Data items:
━━━━

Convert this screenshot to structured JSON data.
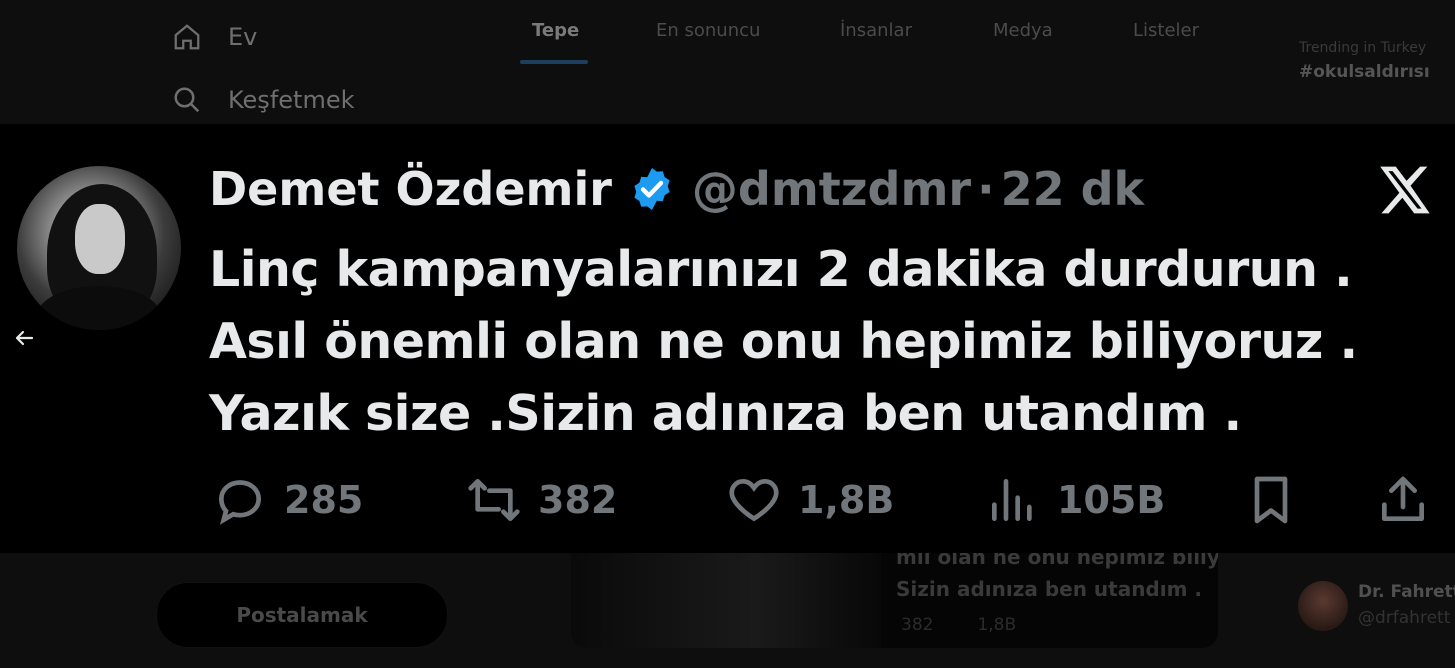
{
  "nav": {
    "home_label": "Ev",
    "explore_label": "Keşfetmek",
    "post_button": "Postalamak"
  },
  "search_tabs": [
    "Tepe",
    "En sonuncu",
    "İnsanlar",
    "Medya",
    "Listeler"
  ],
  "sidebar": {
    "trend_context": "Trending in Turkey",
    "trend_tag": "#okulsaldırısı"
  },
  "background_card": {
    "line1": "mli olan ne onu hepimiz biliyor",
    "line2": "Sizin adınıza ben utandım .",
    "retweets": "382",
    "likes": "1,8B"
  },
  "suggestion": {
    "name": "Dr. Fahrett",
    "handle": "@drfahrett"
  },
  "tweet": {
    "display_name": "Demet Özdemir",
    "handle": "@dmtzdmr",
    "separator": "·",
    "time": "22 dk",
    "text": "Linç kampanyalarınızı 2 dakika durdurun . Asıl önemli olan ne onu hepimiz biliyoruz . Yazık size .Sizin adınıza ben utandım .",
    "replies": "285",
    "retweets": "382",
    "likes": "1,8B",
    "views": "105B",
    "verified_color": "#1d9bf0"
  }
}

━━━━

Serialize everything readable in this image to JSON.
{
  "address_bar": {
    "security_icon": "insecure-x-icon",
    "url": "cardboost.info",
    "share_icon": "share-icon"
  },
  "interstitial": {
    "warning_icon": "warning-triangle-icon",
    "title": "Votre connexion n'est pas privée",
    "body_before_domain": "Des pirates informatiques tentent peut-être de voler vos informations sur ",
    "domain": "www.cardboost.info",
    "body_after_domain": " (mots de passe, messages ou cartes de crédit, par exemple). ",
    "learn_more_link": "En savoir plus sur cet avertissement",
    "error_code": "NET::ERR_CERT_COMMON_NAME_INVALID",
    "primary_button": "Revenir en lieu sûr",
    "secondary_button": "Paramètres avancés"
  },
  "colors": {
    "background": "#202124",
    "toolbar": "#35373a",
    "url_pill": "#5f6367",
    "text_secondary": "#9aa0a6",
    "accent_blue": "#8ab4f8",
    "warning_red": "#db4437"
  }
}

━━━━

■ **Goal**:
Write only the number of lines that include "adınıza".

■ **Final result**:
2